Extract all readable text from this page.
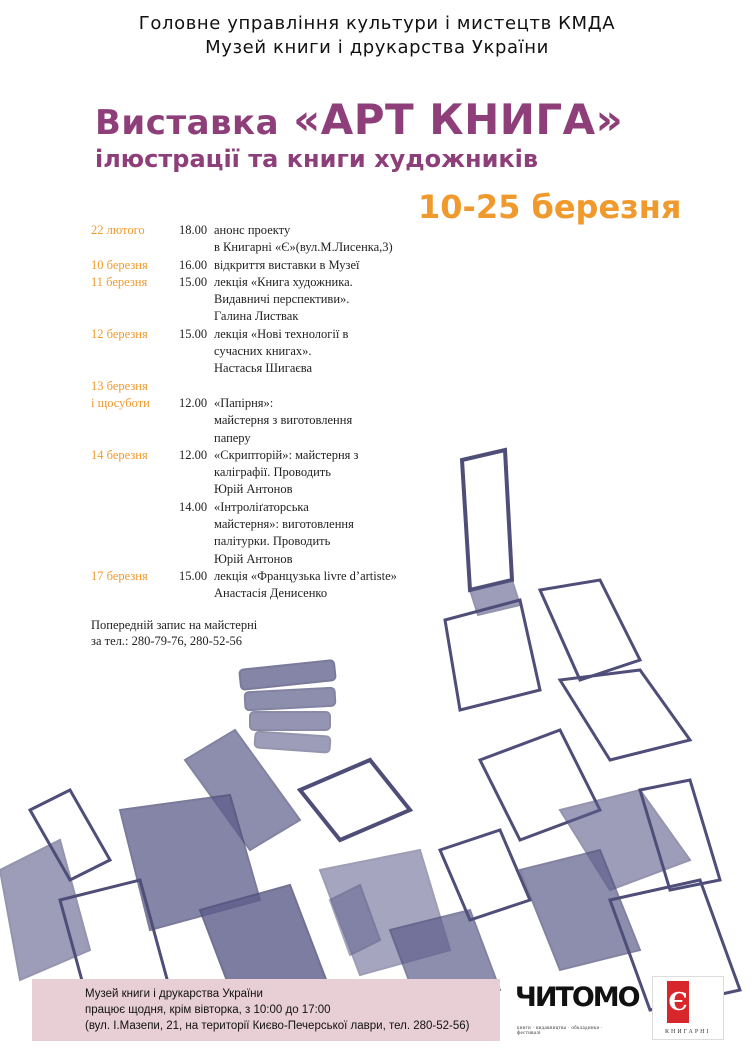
Головне управління культури і мистецтв КМДА
Музей книги і друкарства України
Виставка «АРТ КНИГА»
ілюстрації та книги художників
10-25 березня
22 лютого	18.00 анонс проекту
в Книгарні «Є»(вул.М.Лисенка,3)
10 березня	16.00 відкриття виставки в Музеї
11 березня	15.00 лекція «Книга художника.
Видавничі перспективи».
Галина Листвак
12 березня	15.00 лекція «Нові технології в
сучасних книгах».
Настасья Шигаєва
13 березня
і щосуботи	12.00 «Папірня»:
майстерня з виготовлення
паперу
14 березня	12.00 «Скрипторій»: майстерня з
каліграфії. Проводить
Юрій Антонов
14.00 «Інтроліґаторська
майстерня»: виготовлення
палітурки. Проводить
Юрій Антонов
17 березня	15.00 лекція «Французька livre d’artiste»
Анастасія Денисенко
Попередній запис на майстерні
за тел.: 280-79-76, 280-52-56
Музей книги і друкарства України
працює щодня, крім вівторка, з 10:00 до 17:00
(вул. І.Мазепи, 21, на території Києво-Печерської лаври, тел. 280-52-56)
ЧИТОМО
книги · видавництва · обкладинки · фестивалі
Є
КНИГАРНІ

******

TASK OBJECTIVE
Set every line down exactly as written, leaving each picture out.

RESULT BELOW
Extract all readable text from this page.
Головне управління культури і мистецтв КМДА
Музей книги і друкарства України
Виставка «АРТ КНИГА»
ілюстрації та книги художників
10-25 березня
22 лютого	18.00 анонс проекту
в Книгарні «Є»(вул.М.Лисенка,3)
10 березня	16.00 відкриття виставки в Музеї
11 березня	15.00 лекція «Книга художника.
Видавничі перспективи».
Галина Листвак
12 березня	15.00 лекція «Нові технології в
сучасних книгах».
Настасья Шигаєва
13 березня
і щосуботи	12.00 «Папірня»:
майстерня з виготовлення
паперу
14 березня	12.00 «Скрипторій»: майстерня з
каліграфії. Проводить
Юрій Антонов
14.00 «Інтроліґаторська
майстерня»: виготовлення
палітурки. Проводить
Юрій Антонов
17 березня	15.00 лекція «Французька livre d’artiste»
Анастасія Денисенко
Попередній запис на майстерні
за тел.: 280-79-76, 280-52-56
Музей книги і друкарства України
працює щодня, крім вівторка, з 10:00 до 17:00
(вул. І.Мазепи, 21, на території Києво-Печерської лаври, тел. 280-52-56)
ЧИТОМО
книги · видавництва · обкладинки · фестивалі
Є
КНИГАРНІ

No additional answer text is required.